SHORT TASK:
Copy the data word for word, keeping every line.

Rows from a dataset:
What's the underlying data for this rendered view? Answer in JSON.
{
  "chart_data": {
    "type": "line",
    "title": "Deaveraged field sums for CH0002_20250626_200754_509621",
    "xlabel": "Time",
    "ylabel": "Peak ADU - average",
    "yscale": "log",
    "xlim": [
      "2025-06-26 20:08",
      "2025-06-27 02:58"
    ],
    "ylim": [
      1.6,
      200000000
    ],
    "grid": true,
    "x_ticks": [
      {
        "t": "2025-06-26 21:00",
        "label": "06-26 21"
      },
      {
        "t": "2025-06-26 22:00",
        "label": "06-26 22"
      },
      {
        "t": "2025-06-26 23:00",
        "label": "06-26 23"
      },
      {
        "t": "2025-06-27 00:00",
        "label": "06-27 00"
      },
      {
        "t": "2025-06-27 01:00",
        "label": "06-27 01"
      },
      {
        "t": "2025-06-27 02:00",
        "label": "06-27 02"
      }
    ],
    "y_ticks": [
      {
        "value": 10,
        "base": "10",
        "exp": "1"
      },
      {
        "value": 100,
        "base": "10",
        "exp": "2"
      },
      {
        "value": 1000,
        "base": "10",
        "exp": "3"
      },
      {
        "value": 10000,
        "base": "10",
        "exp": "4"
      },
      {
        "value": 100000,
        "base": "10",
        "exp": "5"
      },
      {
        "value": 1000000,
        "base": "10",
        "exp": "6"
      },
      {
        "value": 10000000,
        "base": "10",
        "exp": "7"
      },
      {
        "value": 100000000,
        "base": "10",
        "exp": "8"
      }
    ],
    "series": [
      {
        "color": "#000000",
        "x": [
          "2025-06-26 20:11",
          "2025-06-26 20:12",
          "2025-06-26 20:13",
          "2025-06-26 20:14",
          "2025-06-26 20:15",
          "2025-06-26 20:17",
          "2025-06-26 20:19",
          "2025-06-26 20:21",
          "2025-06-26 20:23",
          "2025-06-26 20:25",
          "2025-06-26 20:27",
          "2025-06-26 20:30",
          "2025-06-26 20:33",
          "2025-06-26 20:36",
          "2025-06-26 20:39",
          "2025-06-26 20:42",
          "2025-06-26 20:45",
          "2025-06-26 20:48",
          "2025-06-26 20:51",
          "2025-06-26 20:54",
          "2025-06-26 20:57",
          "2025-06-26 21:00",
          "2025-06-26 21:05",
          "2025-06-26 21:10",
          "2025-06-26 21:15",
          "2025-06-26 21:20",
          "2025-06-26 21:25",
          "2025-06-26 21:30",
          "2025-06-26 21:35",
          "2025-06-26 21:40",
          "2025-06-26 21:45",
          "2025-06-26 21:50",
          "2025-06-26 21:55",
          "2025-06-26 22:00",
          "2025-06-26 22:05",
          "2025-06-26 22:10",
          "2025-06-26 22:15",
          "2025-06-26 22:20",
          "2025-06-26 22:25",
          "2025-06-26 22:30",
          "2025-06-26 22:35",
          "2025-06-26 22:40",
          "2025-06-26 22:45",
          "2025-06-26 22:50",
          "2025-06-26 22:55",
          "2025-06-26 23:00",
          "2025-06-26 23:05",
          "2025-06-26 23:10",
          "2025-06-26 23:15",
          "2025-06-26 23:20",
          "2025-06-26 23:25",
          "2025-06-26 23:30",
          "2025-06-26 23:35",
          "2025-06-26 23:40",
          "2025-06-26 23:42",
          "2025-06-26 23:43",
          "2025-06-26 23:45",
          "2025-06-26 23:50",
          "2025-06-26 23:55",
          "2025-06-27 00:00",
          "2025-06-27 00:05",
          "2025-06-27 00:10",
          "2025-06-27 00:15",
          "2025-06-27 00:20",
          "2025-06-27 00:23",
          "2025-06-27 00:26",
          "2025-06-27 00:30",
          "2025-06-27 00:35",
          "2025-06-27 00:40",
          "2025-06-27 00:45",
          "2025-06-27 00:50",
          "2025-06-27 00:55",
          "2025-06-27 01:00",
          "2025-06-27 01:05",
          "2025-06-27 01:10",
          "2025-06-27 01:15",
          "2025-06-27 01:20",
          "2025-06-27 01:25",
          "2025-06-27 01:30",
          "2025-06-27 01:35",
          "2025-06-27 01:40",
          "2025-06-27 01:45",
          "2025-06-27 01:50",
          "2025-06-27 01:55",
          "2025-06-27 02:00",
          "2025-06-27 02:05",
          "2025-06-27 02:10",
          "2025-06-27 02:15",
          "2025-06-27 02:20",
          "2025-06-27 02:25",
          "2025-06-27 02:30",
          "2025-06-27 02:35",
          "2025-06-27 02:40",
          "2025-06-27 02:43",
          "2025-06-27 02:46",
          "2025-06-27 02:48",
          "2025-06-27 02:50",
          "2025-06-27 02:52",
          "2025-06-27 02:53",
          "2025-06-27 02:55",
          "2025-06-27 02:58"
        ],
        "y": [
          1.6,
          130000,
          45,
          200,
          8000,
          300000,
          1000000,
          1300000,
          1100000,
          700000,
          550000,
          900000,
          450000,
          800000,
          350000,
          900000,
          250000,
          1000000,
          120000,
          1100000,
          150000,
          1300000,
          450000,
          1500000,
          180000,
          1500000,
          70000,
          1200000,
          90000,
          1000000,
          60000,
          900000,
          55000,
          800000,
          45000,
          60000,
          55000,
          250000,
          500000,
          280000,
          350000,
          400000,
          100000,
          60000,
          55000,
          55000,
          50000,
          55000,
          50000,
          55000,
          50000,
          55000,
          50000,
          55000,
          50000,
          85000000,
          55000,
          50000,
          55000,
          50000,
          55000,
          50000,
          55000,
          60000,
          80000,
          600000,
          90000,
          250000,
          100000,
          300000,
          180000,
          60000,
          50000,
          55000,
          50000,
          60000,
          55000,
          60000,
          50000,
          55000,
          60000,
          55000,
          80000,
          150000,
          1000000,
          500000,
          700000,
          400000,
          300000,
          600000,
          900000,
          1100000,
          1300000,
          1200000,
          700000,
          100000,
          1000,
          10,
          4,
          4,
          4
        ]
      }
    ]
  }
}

EXPECTED OUTPUT:
What's the underlying data for this rendered view? Answer in JSON.
{
  "chart_data": {
    "type": "line",
    "title": "Deaveraged field sums for CH0002_20250626_200754_509621",
    "xlabel": "Time",
    "ylabel": "Peak ADU - average",
    "yscale": "log",
    "xlim": [
      "2025-06-26 20:08",
      "2025-06-27 02:58"
    ],
    "ylim": [
      1.6,
      200000000
    ],
    "grid": true,
    "x_ticks": [
      {
        "t": "2025-06-26 21:00",
        "label": "06-26 21"
      },
      {
        "t": "2025-06-26 22:00",
        "label": "06-26 22"
      },
      {
        "t": "2025-06-26 23:00",
        "label": "06-26 23"
      },
      {
        "t": "2025-06-27 00:00",
        "label": "06-27 00"
      },
      {
        "t": "2025-06-27 01:00",
        "label": "06-27 01"
      },
      {
        "t": "2025-06-27 02:00",
        "label": "06-27 02"
      }
    ],
    "y_ticks": [
      {
        "value": 10,
        "base": "10",
        "exp": "1"
      },
      {
        "value": 100,
        "base": "10",
        "exp": "2"
      },
      {
        "value": 1000,
        "base": "10",
        "exp": "3"
      },
      {
        "value": 10000,
        "base": "10",
        "exp": "4"
      },
      {
        "value": 100000,
        "base": "10",
        "exp": "5"
      },
      {
        "value": 1000000,
        "base": "10",
        "exp": "6"
      },
      {
        "value": 10000000,
        "base": "10",
        "exp": "7"
      },
      {
        "value": 100000000,
        "base": "10",
        "exp": "8"
      }
    ],
    "series": [
      {
        "color": "#000000",
        "x": [
          "2025-06-26 20:11",
          "2025-06-26 20:12",
          "2025-06-26 20:13",
          "2025-06-26 20:14",
          "2025-06-26 20:15",
          "2025-06-26 20:17",
          "2025-06-26 20:19",
          "2025-06-26 20:21",
          "2025-06-26 20:23",
          "2025-06-26 20:25",
          "2025-06-26 20:27",
          "2025-06-26 20:30",
          "2025-06-26 20:33",
          "2025-06-26 20:36",
          "2025-06-26 20:39",
          "2025-06-26 20:42",
          "2025-06-26 20:45",
          "2025-06-26 20:48",
          "2025-06-26 20:51",
          "2025-06-26 20:54",
          "2025-06-26 20:57",
          "2025-06-26 21:00",
          "2025-06-26 21:05",
          "2025-06-26 21:10",
          "2025-06-26 21:15",
          "2025-06-26 21:20",
          "2025-06-26 21:25",
          "2025-06-26 21:30",
          "2025-06-26 21:35",
          "2025-06-26 21:40",
          "2025-06-26 21:45",
          "2025-06-26 21:50",
          "2025-06-26 21:55",
          "2025-06-26 22:00",
          "2025-06-26 22:05",
          "2025-06-26 22:10",
          "2025-06-26 22:15",
          "2025-06-26 22:20",
          "2025-06-26 22:25",
          "2025-06-26 22:30",
          "2025-06-26 22:35",
          "2025-06-26 22:40",
          "2025-06-26 22:45",
          "2025-06-26 22:50",
          "2025-06-26 22:55",
          "2025-06-26 23:00",
          "2025-06-26 23:05",
          "2025-06-26 23:10",
          "2025-06-26 23:15",
          "2025-06-26 23:20",
          "2025-06-26 23:25",
          "2025-06-26 23:30",
          "2025-06-26 23:35",
          "2025-06-26 23:40",
          "2025-06-26 23:42",
          "2025-06-26 23:43",
          "2025-06-26 23:45",
          "2025-06-26 23:50",
          "2025-06-26 23:55",
          "2025-06-27 00:00",
          "2025-06-27 00:05",
          "2025-06-27 00:10",
          "2025-06-27 00:15",
          "2025-06-27 00:20",
          "2025-06-27 00:23",
          "2025-06-27 00:26",
          "2025-06-27 00:30",
          "2025-06-27 00:35",
          "2025-06-27 00:40",
          "2025-06-27 00:45",
          "2025-06-27 00:50",
          "2025-06-27 00:55",
          "2025-06-27 01:00",
          "2025-06-27 01:05",
          "2025-06-27 01:10",
          "2025-06-27 01:15",
          "2025-06-27 01:20",
          "2025-06-27 01:25",
          "2025-06-27 01:30",
          "2025-06-27 01:35",
          "2025-06-27 01:40",
          "2025-06-27 01:45",
          "2025-06-27 01:50",
          "2025-06-27 01:55",
          "2025-06-27 02:00",
          "2025-06-27 02:05",
          "2025-06-27 02:10",
          "2025-06-27 02:15",
          "2025-06-27 02:20",
          "2025-06-27 02:25",
          "2025-06-27 02:30",
          "2025-06-27 02:35",
          "2025-06-27 02:40",
          "2025-06-27 02:43",
          "2025-06-27 02:46",
          "2025-06-27 02:48",
          "2025-06-27 02:50",
          "2025-06-27 02:52",
          "2025-06-27 02:53",
          "2025-06-27 02:55",
          "2025-06-27 02:58"
        ],
        "y": [
          1.6,
          130000,
          45,
          200,
          8000,
          300000,
          1000000,
          1300000,
          1100000,
          700000,
          550000,
          900000,
          450000,
          800000,
          350000,
          900000,
          250000,
          1000000,
          120000,
          1100000,
          150000,
          1300000,
          450000,
          1500000,
          180000,
          1500000,
          70000,
          1200000,
          90000,
          1000000,
          60000,
          900000,
          55000,
          800000,
          45000,
          60000,
          55000,
          250000,
          500000,
          280000,
          350000,
          400000,
          100000,
          60000,
          55000,
          55000,
          50000,
          55000,
          50000,
          55000,
          50000,
          55000,
          50000,
          55000,
          50000,
          85000000,
          55000,
          50000,
          55000,
          50000,
          55000,
          50000,
          55000,
          60000,
          80000,
          600000,
          90000,
          250000,
          100000,
          300000,
          180000,
          60000,
          50000,
          55000,
          50000,
          60000,
          55000,
          60000,
          50000,
          55000,
          60000,
          55000,
          80000,
          150000,
          1000000,
          500000,
          700000,
          400000,
          300000,
          600000,
          900000,
          1100000,
          1300000,
          1200000,
          700000,
          100000,
          1000,
          10,
          4,
          4,
          4
        ]
      }
    ]
  }
}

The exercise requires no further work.